- TO BE DONE -
Write out the full listing again, exactly as it stands.

- DATASET RECORDS -
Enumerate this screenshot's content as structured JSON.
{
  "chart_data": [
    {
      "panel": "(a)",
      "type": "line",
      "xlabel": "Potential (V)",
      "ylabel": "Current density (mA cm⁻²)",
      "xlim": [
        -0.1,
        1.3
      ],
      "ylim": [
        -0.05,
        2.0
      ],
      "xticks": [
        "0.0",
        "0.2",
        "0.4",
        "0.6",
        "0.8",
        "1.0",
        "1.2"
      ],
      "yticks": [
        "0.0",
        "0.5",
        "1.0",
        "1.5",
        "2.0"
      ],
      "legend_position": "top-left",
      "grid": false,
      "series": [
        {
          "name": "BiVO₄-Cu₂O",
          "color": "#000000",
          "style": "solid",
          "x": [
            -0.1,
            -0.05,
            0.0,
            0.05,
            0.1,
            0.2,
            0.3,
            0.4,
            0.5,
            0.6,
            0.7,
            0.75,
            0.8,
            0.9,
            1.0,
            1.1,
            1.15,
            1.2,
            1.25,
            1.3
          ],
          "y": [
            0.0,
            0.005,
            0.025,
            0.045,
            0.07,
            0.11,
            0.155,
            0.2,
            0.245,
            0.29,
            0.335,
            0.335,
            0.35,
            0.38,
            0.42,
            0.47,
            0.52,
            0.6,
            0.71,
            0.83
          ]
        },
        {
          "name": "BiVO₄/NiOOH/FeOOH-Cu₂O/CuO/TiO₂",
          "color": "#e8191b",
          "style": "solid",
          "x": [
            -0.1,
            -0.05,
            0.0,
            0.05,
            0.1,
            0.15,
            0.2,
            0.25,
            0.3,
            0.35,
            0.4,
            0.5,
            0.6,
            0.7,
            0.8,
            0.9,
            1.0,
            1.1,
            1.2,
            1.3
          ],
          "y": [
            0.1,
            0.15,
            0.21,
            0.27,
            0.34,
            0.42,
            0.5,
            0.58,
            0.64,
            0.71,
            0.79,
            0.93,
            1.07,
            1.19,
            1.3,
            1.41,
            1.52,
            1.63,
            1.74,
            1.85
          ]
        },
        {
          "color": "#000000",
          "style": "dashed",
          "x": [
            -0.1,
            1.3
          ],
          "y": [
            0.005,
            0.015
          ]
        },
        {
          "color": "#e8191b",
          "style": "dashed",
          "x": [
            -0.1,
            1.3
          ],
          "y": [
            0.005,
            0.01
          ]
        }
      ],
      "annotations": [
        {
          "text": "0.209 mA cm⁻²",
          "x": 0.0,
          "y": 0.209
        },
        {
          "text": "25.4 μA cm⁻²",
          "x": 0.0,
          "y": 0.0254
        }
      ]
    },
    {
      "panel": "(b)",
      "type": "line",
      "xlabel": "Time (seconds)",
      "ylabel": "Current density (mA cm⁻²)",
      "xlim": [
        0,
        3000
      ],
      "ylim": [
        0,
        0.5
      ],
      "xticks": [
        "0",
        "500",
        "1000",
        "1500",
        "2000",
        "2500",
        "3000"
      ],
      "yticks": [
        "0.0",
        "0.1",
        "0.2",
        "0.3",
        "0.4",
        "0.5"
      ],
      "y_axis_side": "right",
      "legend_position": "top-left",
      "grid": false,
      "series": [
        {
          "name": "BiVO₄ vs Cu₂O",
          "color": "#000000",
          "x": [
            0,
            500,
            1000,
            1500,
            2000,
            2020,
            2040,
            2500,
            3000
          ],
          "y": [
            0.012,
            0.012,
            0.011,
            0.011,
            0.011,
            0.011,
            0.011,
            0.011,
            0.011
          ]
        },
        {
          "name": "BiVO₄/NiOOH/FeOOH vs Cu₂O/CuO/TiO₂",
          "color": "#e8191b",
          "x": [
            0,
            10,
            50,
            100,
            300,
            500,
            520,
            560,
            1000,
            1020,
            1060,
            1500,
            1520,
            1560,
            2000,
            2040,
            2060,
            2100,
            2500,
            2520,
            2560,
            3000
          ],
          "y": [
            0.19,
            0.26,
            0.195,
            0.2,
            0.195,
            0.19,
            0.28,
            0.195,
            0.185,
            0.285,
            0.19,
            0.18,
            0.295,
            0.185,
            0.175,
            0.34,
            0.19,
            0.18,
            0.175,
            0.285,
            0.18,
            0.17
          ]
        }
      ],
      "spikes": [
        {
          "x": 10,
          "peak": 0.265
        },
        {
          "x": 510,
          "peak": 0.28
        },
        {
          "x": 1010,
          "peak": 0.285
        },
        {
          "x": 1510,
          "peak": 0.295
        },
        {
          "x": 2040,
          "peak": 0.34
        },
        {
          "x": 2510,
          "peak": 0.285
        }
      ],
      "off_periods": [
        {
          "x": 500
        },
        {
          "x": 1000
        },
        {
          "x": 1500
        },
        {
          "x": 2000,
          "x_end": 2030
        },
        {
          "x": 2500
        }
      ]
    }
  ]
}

- EXERCISE SOLUTION -
Enumerate this screenshot's content as structured JSON.
{
  "chart_data": [
    {
      "panel": "(a)",
      "type": "line",
      "xlabel": "Potential (V)",
      "ylabel": "Current density (mA cm⁻²)",
      "xlim": [
        -0.1,
        1.3
      ],
      "ylim": [
        -0.05,
        2.0
      ],
      "xticks": [
        "0.0",
        "0.2",
        "0.4",
        "0.6",
        "0.8",
        "1.0",
        "1.2"
      ],
      "yticks": [
        "0.0",
        "0.5",
        "1.0",
        "1.5",
        "2.0"
      ],
      "legend_position": "top-left",
      "grid": false,
      "series": [
        {
          "name": "BiVO₄-Cu₂O",
          "color": "#000000",
          "style": "solid",
          "x": [
            -0.1,
            -0.05,
            0.0,
            0.05,
            0.1,
            0.2,
            0.3,
            0.4,
            0.5,
            0.6,
            0.7,
            0.75,
            0.8,
            0.9,
            1.0,
            1.1,
            1.15,
            1.2,
            1.25,
            1.3
          ],
          "y": [
            0.0,
            0.005,
            0.025,
            0.045,
            0.07,
            0.11,
            0.155,
            0.2,
            0.245,
            0.29,
            0.335,
            0.335,
            0.35,
            0.38,
            0.42,
            0.47,
            0.52,
            0.6,
            0.71,
            0.83
          ]
        },
        {
          "name": "BiVO₄/NiOOH/FeOOH-Cu₂O/CuO/TiO₂",
          "color": "#e8191b",
          "style": "solid",
          "x": [
            -0.1,
            -0.05,
            0.0,
            0.05,
            0.1,
            0.15,
            0.2,
            0.25,
            0.3,
            0.35,
            0.4,
            0.5,
            0.6,
            0.7,
            0.8,
            0.9,
            1.0,
            1.1,
            1.2,
            1.3
          ],
          "y": [
            0.1,
            0.15,
            0.21,
            0.27,
            0.34,
            0.42,
            0.5,
            0.58,
            0.64,
            0.71,
            0.79,
            0.93,
            1.07,
            1.19,
            1.3,
            1.41,
            1.52,
            1.63,
            1.74,
            1.85
          ]
        },
        {
          "color": "#000000",
          "style": "dashed",
          "x": [
            -0.1,
            1.3
          ],
          "y": [
            0.005,
            0.015
          ]
        },
        {
          "color": "#e8191b",
          "style": "dashed",
          "x": [
            -0.1,
            1.3
          ],
          "y": [
            0.005,
            0.01
          ]
        }
      ],
      "annotations": [
        {
          "text": "0.209 mA cm⁻²",
          "x": 0.0,
          "y": 0.209
        },
        {
          "text": "25.4 μA cm⁻²",
          "x": 0.0,
          "y": 0.0254
        }
      ]
    },
    {
      "panel": "(b)",
      "type": "line",
      "xlabel": "Time (seconds)",
      "ylabel": "Current density (mA cm⁻²)",
      "xlim": [
        0,
        3000
      ],
      "ylim": [
        0,
        0.5
      ],
      "xticks": [
        "0",
        "500",
        "1000",
        "1500",
        "2000",
        "2500",
        "3000"
      ],
      "yticks": [
        "0.0",
        "0.1",
        "0.2",
        "0.3",
        "0.4",
        "0.5"
      ],
      "y_axis_side": "right",
      "legend_position": "top-left",
      "grid": false,
      "series": [
        {
          "name": "BiVO₄ vs Cu₂O",
          "color": "#000000",
          "x": [
            0,
            500,
            1000,
            1500,
            2000,
            2020,
            2040,
            2500,
            3000
          ],
          "y": [
            0.012,
            0.012,
            0.011,
            0.011,
            0.011,
            0.011,
            0.011,
            0.011,
            0.011
          ]
        },
        {
          "name": "BiVO₄/NiOOH/FeOOH vs Cu₂O/CuO/TiO₂",
          "color": "#e8191b",
          "x": [
            0,
            10,
            50,
            100,
            300,
            500,
            520,
            560,
            1000,
            1020,
            1060,
            1500,
            1520,
            1560,
            2000,
            2040,
            2060,
            2100,
            2500,
            2520,
            2560,
            3000
          ],
          "y": [
            0.19,
            0.26,
            0.195,
            0.2,
            0.195,
            0.19,
            0.28,
            0.195,
            0.185,
            0.285,
            0.19,
            0.18,
            0.295,
            0.185,
            0.175,
            0.34,
            0.19,
            0.18,
            0.175,
            0.285,
            0.18,
            0.17
          ]
        }
      ],
      "spikes": [
        {
          "x": 10,
          "peak": 0.265
        },
        {
          "x": 510,
          "peak": 0.28
        },
        {
          "x": 1010,
          "peak": 0.285
        },
        {
          "x": 1510,
          "peak": 0.295
        },
        {
          "x": 2040,
          "peak": 0.34
        },
        {
          "x": 2510,
          "peak": 0.285
        }
      ],
      "off_periods": [
        {
          "x": 500
        },
        {
          "x": 1000
        },
        {
          "x": 1500
        },
        {
          "x": 2000,
          "x_end": 2030
        },
        {
          "x": 2500
        }
      ]
    }
  ]
}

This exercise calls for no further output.